- _WRITTEN INSTRUCTION_
Check each line of the records below for the string "экспертная", then state how many lines contain it, with no other output.

- _ENTRIES SHOWN_
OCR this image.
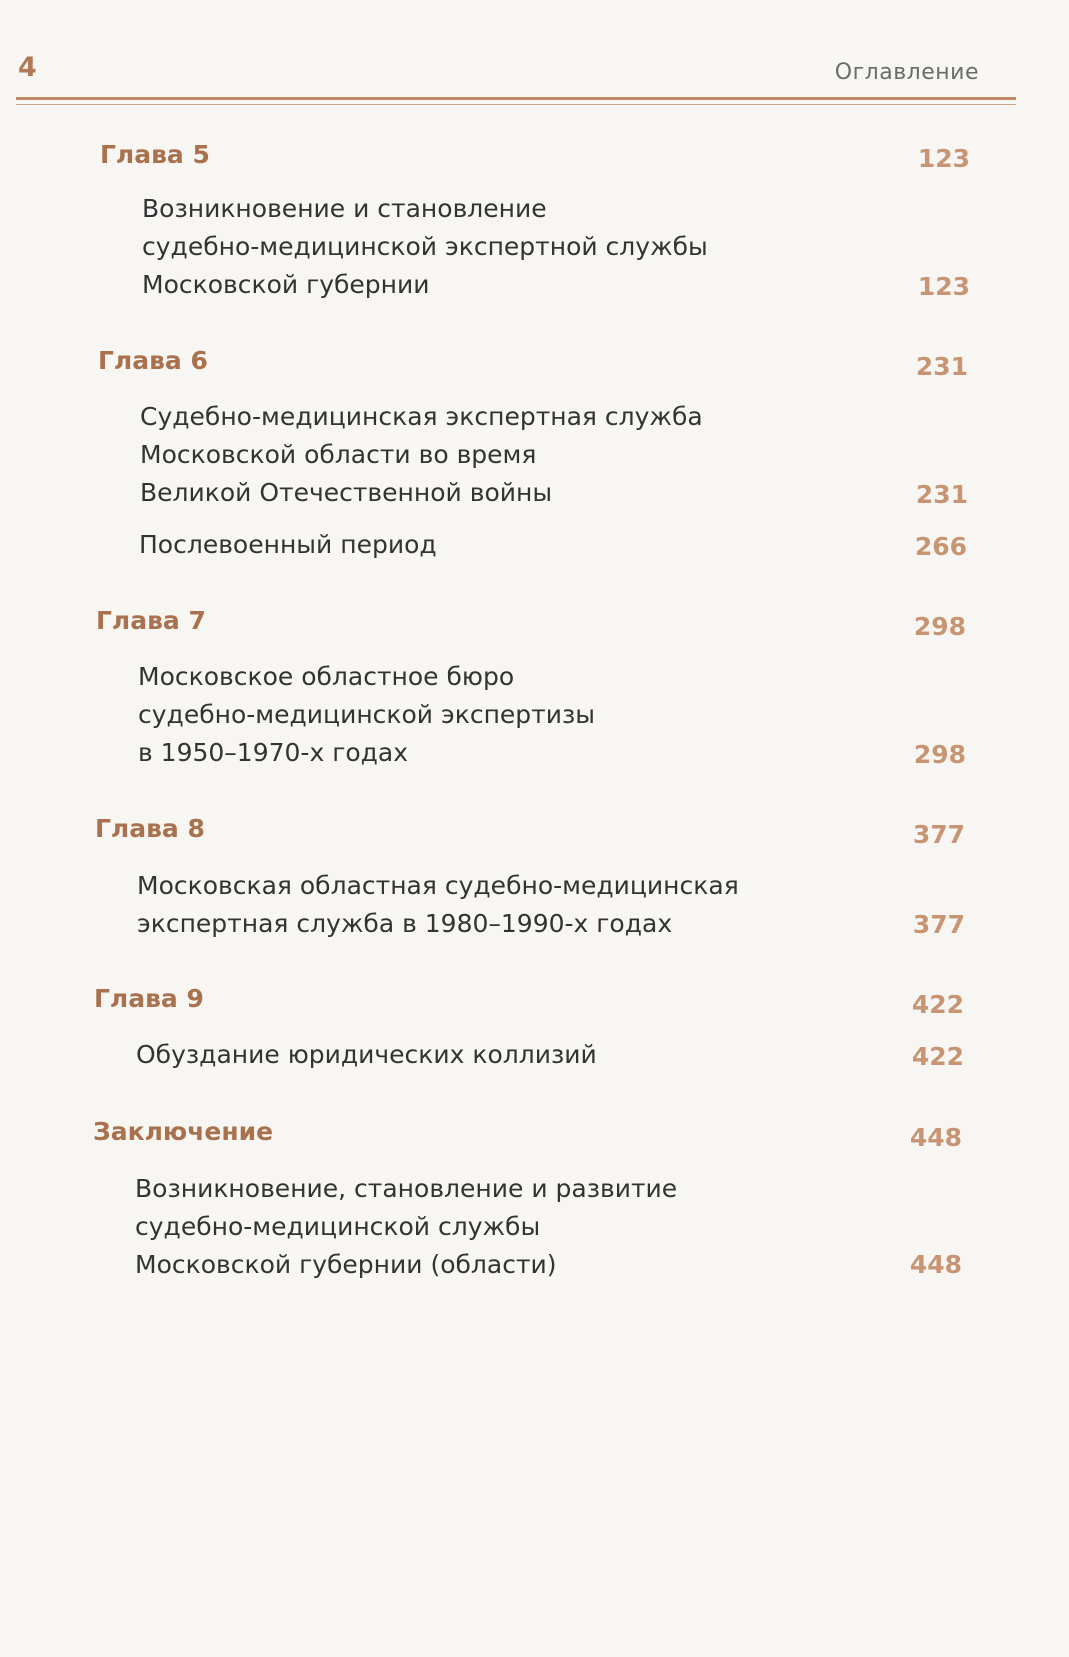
4	Оглавление
Глава 5	123
Возникновение и становление
судебно-медицинской экспертной службы
Московской губернии	123
Глава 6	231
Судебно-медицинская экспертная служба
Московской области во время
Великой Отечественной войны	231
Послевоенный период	266
Глава 7	298
Московское областное бюро
судебно-медицинской экспертизы
в 1950–1970-х годах	298
Глава 8	377
Московская областная судебно-медицинская
экспертная служба в 1980–1990-х годах	377
Глава 9	422
Обуздание юридических коллизий	422
Заключение	448
Возникновение, становление и развитие
судебно-медицинской службы
Московской губернии (области)	448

- _TASK SOLUTION_
2